--- EXTRACT ---
# Sunken eye



## LEON (Dec 5, 2003)

I jsut got a new fish and its eyes appear sunken. Not sure if this was from the ammonia burn it got from transport or a parasite. What treatment would you recommend? I'll post a pick tomorrow after he has aclimated some.


----------



## timmy (Mar 29, 2004)

Does it have ammonia burn on the body?


----------



## piranhamagnet (Jun 30, 2004)

I had received a fish that had sunken eyes, it died the next day. Post pics, we should be able to help you out.


----------



## LEON (Dec 5, 2003)

He did not make it through the night.


----------



## piranhamagnet (Jun 30, 2004)

LEON said:


> He did not make it through the night.










sorry to hear that...where did you get your fish from if you dont mind me asking.

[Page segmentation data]
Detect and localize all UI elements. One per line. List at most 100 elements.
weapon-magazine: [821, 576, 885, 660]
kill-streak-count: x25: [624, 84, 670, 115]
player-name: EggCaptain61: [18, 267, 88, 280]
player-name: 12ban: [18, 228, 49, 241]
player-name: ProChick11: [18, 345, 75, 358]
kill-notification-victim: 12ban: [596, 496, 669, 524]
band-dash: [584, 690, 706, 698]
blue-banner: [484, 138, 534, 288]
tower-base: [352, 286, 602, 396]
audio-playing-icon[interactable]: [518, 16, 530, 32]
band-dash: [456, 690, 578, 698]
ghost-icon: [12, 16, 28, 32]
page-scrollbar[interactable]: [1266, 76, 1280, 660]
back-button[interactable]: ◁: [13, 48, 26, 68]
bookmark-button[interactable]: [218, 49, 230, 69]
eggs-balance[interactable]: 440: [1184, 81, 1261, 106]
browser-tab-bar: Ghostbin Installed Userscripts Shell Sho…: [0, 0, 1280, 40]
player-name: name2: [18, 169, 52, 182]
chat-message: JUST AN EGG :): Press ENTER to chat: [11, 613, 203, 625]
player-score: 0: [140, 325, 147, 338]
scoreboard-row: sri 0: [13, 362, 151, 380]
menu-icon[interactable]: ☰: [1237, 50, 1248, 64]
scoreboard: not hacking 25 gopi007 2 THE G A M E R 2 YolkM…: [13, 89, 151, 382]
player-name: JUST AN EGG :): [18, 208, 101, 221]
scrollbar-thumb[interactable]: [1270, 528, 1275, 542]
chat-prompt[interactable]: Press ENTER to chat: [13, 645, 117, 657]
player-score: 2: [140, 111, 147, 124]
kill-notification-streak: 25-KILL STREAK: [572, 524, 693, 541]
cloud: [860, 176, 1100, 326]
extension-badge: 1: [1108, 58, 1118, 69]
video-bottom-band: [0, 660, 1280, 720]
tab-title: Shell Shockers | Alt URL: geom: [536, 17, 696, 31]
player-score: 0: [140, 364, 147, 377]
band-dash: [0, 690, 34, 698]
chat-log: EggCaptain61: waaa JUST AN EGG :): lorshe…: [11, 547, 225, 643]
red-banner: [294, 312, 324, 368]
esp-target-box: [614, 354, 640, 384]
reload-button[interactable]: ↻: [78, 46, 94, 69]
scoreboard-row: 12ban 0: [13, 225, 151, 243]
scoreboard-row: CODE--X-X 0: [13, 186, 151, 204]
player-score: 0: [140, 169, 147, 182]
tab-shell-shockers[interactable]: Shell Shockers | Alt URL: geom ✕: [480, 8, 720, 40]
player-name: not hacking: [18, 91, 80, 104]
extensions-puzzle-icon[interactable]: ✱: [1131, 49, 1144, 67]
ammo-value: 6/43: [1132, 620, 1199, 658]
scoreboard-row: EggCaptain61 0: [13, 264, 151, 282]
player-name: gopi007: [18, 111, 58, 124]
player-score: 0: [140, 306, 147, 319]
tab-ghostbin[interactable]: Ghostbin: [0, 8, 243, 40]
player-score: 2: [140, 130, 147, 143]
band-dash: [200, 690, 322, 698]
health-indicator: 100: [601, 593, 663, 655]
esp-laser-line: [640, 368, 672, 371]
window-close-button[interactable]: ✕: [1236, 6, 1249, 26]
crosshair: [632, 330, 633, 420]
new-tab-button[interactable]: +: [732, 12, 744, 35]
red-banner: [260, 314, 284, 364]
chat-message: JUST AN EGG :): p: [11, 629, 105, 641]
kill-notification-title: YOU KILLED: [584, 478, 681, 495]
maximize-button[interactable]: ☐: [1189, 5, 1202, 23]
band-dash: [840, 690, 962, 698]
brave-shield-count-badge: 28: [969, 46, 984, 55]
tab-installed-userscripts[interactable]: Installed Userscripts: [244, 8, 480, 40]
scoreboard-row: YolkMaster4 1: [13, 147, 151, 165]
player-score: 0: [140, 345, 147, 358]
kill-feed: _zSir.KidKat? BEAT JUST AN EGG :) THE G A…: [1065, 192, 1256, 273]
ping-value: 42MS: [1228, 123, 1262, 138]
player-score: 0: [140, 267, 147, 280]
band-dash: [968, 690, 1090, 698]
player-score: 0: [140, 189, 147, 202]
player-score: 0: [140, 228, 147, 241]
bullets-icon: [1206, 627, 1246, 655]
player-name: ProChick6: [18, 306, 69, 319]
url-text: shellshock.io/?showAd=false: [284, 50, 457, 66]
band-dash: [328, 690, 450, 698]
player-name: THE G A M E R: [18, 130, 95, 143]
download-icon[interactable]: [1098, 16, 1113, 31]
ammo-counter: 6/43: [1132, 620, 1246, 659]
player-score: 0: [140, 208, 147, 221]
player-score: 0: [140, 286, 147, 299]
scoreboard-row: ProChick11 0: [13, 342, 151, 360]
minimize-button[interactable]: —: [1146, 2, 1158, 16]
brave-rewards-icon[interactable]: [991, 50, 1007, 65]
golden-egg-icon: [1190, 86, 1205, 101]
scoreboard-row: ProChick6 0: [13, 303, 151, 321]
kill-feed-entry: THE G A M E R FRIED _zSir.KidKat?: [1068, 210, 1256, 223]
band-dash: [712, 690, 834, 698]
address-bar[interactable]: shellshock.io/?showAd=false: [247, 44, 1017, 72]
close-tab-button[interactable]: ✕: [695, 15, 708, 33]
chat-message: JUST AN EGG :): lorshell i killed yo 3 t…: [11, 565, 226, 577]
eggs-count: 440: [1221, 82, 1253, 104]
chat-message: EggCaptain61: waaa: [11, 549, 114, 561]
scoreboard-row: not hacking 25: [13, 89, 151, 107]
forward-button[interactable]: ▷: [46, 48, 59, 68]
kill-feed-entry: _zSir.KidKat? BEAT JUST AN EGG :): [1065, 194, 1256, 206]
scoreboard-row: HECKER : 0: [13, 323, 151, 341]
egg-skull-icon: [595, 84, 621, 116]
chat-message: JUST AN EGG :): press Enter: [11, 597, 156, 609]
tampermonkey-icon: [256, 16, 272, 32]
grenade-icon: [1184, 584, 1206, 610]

--- PROMPT 1 ---
In the sunken-eye thread, what happened to the fish with sunken eyes that piranhamagnet had received?
--- PROMPT 2 ---
Write a continuation of the sunken-eye thread that follows on from its last post.

--- ANSWER SPACE 1 ---
It died the next day.

--- ANSWER SPACE 2 ---
----------



## MR HARLEY (Aug 12, 2003)

Damit


----------



## LEON (Dec 5, 2003)

The fish was a trade with another member. Nobody's fault.......these things happen during transport.


----------



## escaflownewhite (Oct 19, 2004)

One of my small p got a Sunken eye. I think hes blind now, hes alive but swims in circle. I feel bad for him. I don't want him anymore but I don't want to kill him also. Bad luck for that little guy.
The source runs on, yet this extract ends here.